SET PROBLEM:
In the entries below, find every line with "αποδοχής" and copy it.

RECORDS:
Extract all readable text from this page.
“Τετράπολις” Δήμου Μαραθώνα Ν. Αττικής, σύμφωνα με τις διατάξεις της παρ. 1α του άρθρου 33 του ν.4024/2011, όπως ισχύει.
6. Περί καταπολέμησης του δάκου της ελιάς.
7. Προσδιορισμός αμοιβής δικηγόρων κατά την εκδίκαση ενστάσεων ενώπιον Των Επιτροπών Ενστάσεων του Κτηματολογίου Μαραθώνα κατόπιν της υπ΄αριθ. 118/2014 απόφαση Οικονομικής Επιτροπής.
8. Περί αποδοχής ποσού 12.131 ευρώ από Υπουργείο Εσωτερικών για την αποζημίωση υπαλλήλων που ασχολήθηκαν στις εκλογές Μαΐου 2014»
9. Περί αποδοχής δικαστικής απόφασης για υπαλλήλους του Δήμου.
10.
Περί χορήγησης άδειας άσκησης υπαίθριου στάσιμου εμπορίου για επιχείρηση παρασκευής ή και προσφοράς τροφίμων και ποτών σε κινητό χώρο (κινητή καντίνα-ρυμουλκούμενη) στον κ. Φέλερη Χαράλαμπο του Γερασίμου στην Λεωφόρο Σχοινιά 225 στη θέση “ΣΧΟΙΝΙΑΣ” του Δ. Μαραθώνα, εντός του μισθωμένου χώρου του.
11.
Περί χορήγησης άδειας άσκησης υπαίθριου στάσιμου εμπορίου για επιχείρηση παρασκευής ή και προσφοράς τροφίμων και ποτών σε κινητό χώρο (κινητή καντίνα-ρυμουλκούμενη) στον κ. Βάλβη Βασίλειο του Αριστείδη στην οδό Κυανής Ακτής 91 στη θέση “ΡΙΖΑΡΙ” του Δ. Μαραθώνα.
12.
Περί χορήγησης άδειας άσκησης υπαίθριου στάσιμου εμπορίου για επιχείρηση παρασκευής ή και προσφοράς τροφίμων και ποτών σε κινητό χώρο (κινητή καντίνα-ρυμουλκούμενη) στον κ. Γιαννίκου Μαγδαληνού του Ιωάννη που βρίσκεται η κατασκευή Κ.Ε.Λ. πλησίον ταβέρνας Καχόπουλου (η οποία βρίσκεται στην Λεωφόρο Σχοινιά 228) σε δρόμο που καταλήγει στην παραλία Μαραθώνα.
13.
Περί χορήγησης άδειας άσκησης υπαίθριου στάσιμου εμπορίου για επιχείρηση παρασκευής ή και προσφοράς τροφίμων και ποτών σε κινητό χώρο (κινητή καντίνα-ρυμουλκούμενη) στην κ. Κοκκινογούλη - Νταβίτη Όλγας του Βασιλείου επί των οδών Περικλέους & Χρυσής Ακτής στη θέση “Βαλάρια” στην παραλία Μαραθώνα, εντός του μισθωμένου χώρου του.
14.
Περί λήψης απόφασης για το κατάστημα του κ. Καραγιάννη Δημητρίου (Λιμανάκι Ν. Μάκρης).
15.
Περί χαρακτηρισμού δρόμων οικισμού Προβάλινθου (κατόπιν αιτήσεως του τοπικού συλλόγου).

RESPONSE TO THIS TASK:
8. Περί αποδοχής ποσού 12.131 ευρώ από Υπουργείο Εσωτερικών για την αποζημίωση υπαλλήλων που ασχολήθηκαν στις εκλογές Μαΐου 2014»
9. Περί αποδοχής δικαστικής απόφασης για υπαλλήλους του Δήμου.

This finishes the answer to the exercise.